═════ ENTRIES

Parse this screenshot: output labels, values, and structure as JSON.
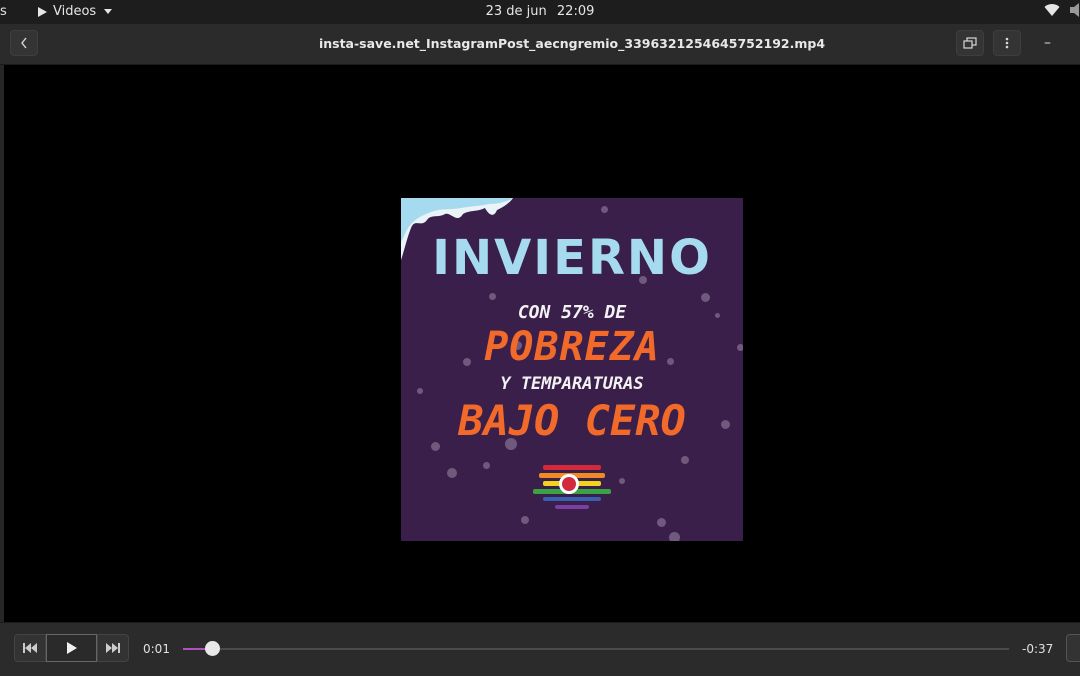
{
  "topbar": {
    "activities_label": "s",
    "app_menu_label": "Videos",
    "date": "23 de jun",
    "time": "22:09"
  },
  "titlebar": {
    "title": "insta-save.net_InstagramPost_aecngremio_3396321254645752192.mp4",
    "back_icon": "chevron-left-icon",
    "popout_icon": "picture-in-picture-icon",
    "menu_icon": "vertical-ellipsis-icon",
    "minimize_label": "–"
  },
  "poster": {
    "title": "INVIERNO",
    "line1": "CON 57% DE",
    "line2": "POBREZA",
    "line3": "Y TEMPARATURAS",
    "line4": "BAJO CERO",
    "colors": {
      "background": "#3a1f4b",
      "title": "#a6dbef",
      "accent": "#f26a2a"
    }
  },
  "controls": {
    "current_time": "0:01",
    "remaining_time": "-0:37",
    "progress_fraction": 0.035,
    "accent_color": "#b04fc0"
  }
}
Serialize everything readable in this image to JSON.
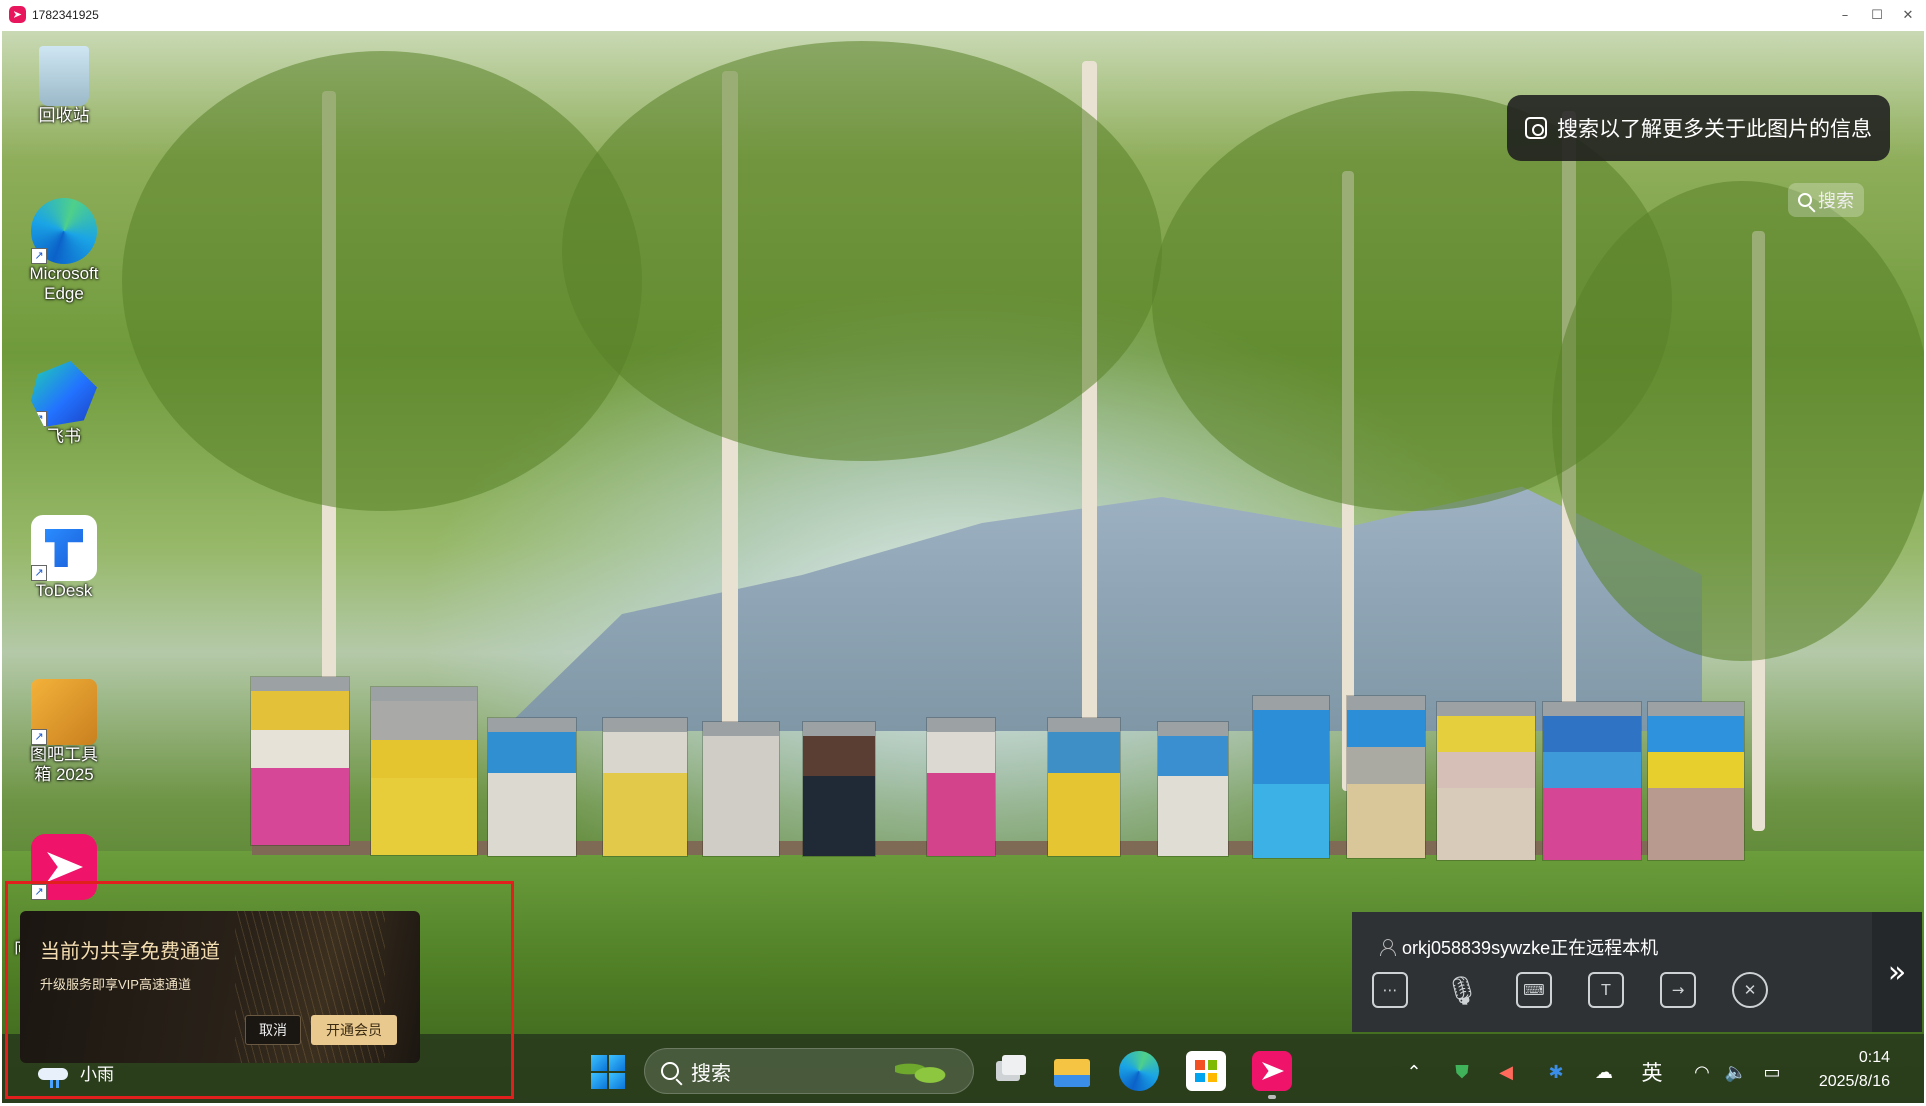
{
  "window": {
    "title": "1782341925",
    "controls": [
      "minimize-icon",
      "maximize-icon",
      "close-icon"
    ]
  },
  "desktop": {
    "icons": [
      {
        "label": "回收站",
        "icon": "recycle-bin-icon"
      },
      {
        "label": "Microsoft Edge",
        "icon": "edge-icon"
      },
      {
        "label": "飞书",
        "icon": "feishu-icon"
      },
      {
        "label": "ToDesk",
        "icon": "todesk-icon"
      },
      {
        "label": "图吧工具箱 2025",
        "icon": "toolbox-icon"
      },
      {
        "label": "向",
        "icon": "app-icon"
      }
    ],
    "visual_search": {
      "label": "搜索以了解更多关于此图片的信息",
      "icon": "visual-search-icon"
    },
    "search_chip": "搜索"
  },
  "remote_panel": {
    "user_text": "orkj058839sywzke正在远程本机",
    "tools": [
      "chat-icon",
      "microphone-icon",
      "keyboard-icon",
      "text-icon",
      "file-transfer-icon",
      "close-session-icon"
    ],
    "collapse_icon": "double-chevron-right-icon"
  },
  "vip_popup": {
    "title": "当前为共享免费通道",
    "subtitle": "升级服务即享VIP高速通道",
    "cancel_label": "取消",
    "join_label": "开通会员",
    "accent": "#e9c98e"
  },
  "taskbar": {
    "weather_label": "小雨",
    "search_placeholder": "搜索",
    "apps": [
      "task-view-icon",
      "file-explorer-icon",
      "edge-icon",
      "store-icon",
      "todesk-app-icon"
    ],
    "tray": {
      "language": "英",
      "time": "0:14",
      "date": "2025/8/16"
    }
  },
  "annotation": {
    "highlight_color": "#e1201d"
  }
}
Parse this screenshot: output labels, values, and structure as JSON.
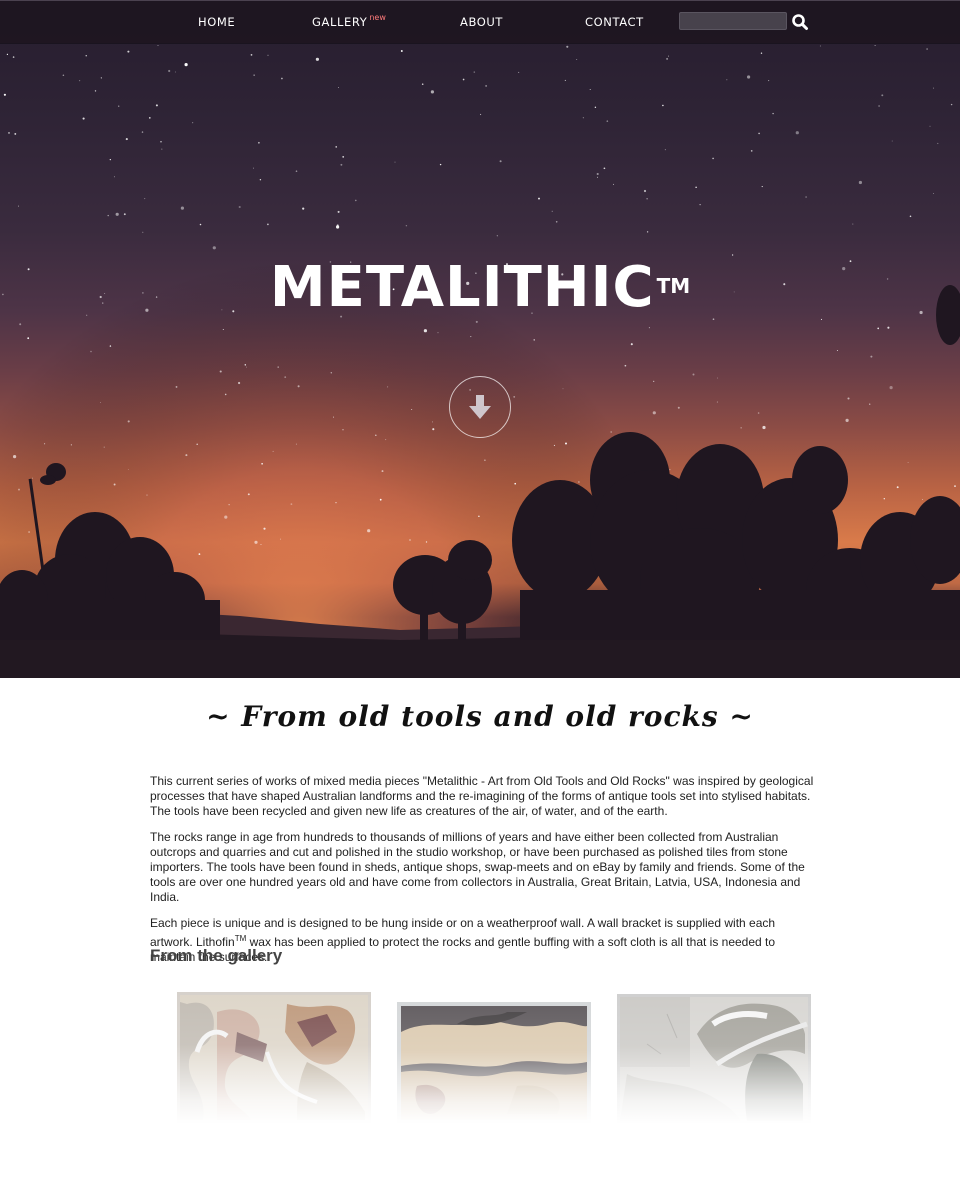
{
  "nav": {
    "items": [
      {
        "label": "HOME",
        "badge": ""
      },
      {
        "label": "GALLERY",
        "badge": "new"
      },
      {
        "label": "ABOUT",
        "badge": ""
      },
      {
        "label": "CONTACT",
        "badge": ""
      }
    ],
    "search": {
      "placeholder": "",
      "value": "",
      "icon": "search-icon"
    }
  },
  "hero": {
    "title": "METALITHIC",
    "trademark": "TM",
    "scroll_icon": "arrow-down-circle-icon"
  },
  "content": {
    "tagline": "~ From old tools and old rocks ~",
    "paragraphs": [
      "This current series of works of mixed media pieces \"Metalithic - Art from Old Tools and Old Rocks\" was inspired by geological processes that have shaped Australian landforms and the re-imagining of the forms of antique tools set into stylised habitats. The tools have been recycled and given new life as creatures of the air, of water, and of the earth.",
      "The rocks range in age from hundreds to thousands of millions of years and have either been collected from Australian outcrops and quarries and cut and polished in the studio workshop, or have been purchased as polished tiles from stone importers. The tools have been found in sheds, antique shops, swap-meets and on eBay by family and friends. Some of the tools are over one hundred years old and have come from collectors in Australia, Great Britain, Latvia, USA, Indonesia and India."
    ],
    "paragraph3": {
      "text_before": "Each piece is unique and is designed to be hung inside or on a weatherproof wall. A wall bracket is supplied with each artwork. Lithofin",
      "sup": "TM",
      "text_after": " wax has been applied to protect the rocks and gentle buffing with a soft cloth is all that is needed to maintain the surfaces."
    },
    "gallery_heading": "From the gallery"
  },
  "colors": {
    "nav_bg": "#1c141e",
    "badge": "#ff7b7b",
    "sky_top": "#261d2e",
    "horizon_glow": "#d97b4a",
    "text": "#222222",
    "heading": "#444444"
  }
}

══════════

→ WORK REQUIRED
Will you restate every entry word for word and omit the images?

→ REPLY
Parse this screenshot: output labels, values, and structure as JSON.
{
  "topbar": {
    "activities_label": "s",
    "app_menu_label": "Videos",
    "date": "23 de jun",
    "time": "22:09"
  },
  "titlebar": {
    "title": "insta-save.net_InstagramPost_aecngremio_3396321254645752192.mp4",
    "back_icon": "chevron-left-icon",
    "popout_icon": "picture-in-picture-icon",
    "menu_icon": "vertical-ellipsis-icon",
    "minimize_label": "–"
  },
  "poster": {
    "title": "INVIERNO",
    "line1": "CON 57% DE",
    "line2": "POBREZA",
    "line3": "Y TEMPARATURAS",
    "line4": "BAJO CERO",
    "colors": {
      "background": "#3a1f4b",
      "title": "#a6dbef",
      "accent": "#f26a2a"
    }
  },
  "controls": {
    "current_time": "0:01",
    "remaining_time": "-0:37",
    "progress_fraction": 0.035,
    "accent_color": "#b04fc0"
  }
}
Serialize everything readable in this image to JSON.
{
  "window": {
    "title": "1782341925",
    "controls": [
      "minimize-icon",
      "maximize-icon",
      "close-icon"
    ]
  },
  "desktop": {
    "icons": [
      {
        "label": "回收站",
        "icon": "recycle-bin-icon"
      },
      {
        "label": "Microsoft Edge",
        "icon": "edge-icon"
      },
      {
        "label": "飞书",
        "icon": "feishu-icon"
      },
      {
        "label": "ToDesk",
        "icon": "todesk-icon"
      },
      {
        "label": "图吧工具箱 2025",
        "icon": "toolbox-icon"
      },
      {
        "label": "向",
        "icon": "app-icon"
      }
    ],
    "visual_search": {
      "label": "搜索以了解更多关于此图片的信息",
      "icon": "visual-search-icon"
    },
    "search_chip": "搜索"
  },
  "remote_panel": {
    "user_text": "orkj058839sywzke正在远程本机",
    "tools": [
      "chat-icon",
      "microphone-icon",
      "keyboard-icon",
      "text-icon",
      "file-transfer-icon",
      "close-session-icon"
    ],
    "collapse_icon": "double-chevron-right-icon"
  },
  "vip_popup": {
    "title": "当前为共享免费通道",
    "subtitle": "升级服务即享VIP高速通道",
    "cancel_label": "取消",
    "join_label": "开通会员",
    "accent": "#e9c98e"
  },
  "taskbar": {
    "weather_label": "小雨",
    "search_placeholder": "搜索",
    "apps": [
      "task-view-icon",
      "file-explorer-icon",
      "edge-icon",
      "store-icon",
      "todesk-app-icon"
    ],
    "tray": {
      "language": "英",
      "time": "0:14",
      "date": "2025/8/16"
    }
  },
  "annotation": {
    "highlight_color": "#e1201d"
  }
}
Parse this screenshot: output labels, values, and structure as JSON.
{
  "nav": {
    "items": [
      {
        "label": "HOME",
        "badge": ""
      },
      {
        "label": "GALLERY",
        "badge": "new"
      },
      {
        "label": "ABOUT",
        "badge": ""
      },
      {
        "label": "CONTACT",
        "badge": ""
      }
    ],
    "search": {
      "placeholder": "",
      "value": "",
      "icon": "search-icon"
    }
  },
  "hero": {
    "title": "METALITHIC",
    "trademark": "TM",
    "scroll_icon": "arrow-down-circle-icon"
  },
  "content": {
    "tagline": "~ From old tools and old rocks ~",
    "paragraphs": [
      "This current series of works of mixed media pieces \"Metalithic - Art from Old Tools and Old Rocks\" was inspired by geological processes that have shaped Australian landforms and the re-imagining of the forms of antique tools set into stylised habitats. The tools have been recycled and given new life as creatures of the air, of water, and of the earth.",
      "The rocks range in age from hundreds to thousands of millions of years and have either been collected from Australian outcrops and quarries and cut and polished in the studio workshop, or have been purchased as polished tiles from stone importers. The tools have been found in sheds, antique shops, swap-meets and on eBay by family and friends. Some of the tools are over one hundred years old and have come from collectors in Australia, Great Britain, Latvia, USA, Indonesia and India."
    ],
    "paragraph3": {
      "text_before": "Each piece is unique and is designed to be hung inside or on a weatherproof wall. A wall bracket is supplied with each artwork. Lithofin",
      "sup": "TM",
      "text_after": " wax has been applied to protect the rocks and gentle buffing with a soft cloth is all that is needed to maintain the surfaces."
    },
    "gallery_heading": "From the gallery"
  },
  "colors": {
    "nav_bg": "#1c141e",
    "badge": "#ff7b7b",
    "sky_top": "#261d2e",
    "horizon_glow": "#d97b4a",
    "text": "#222222",
    "heading": "#444444"
  }
}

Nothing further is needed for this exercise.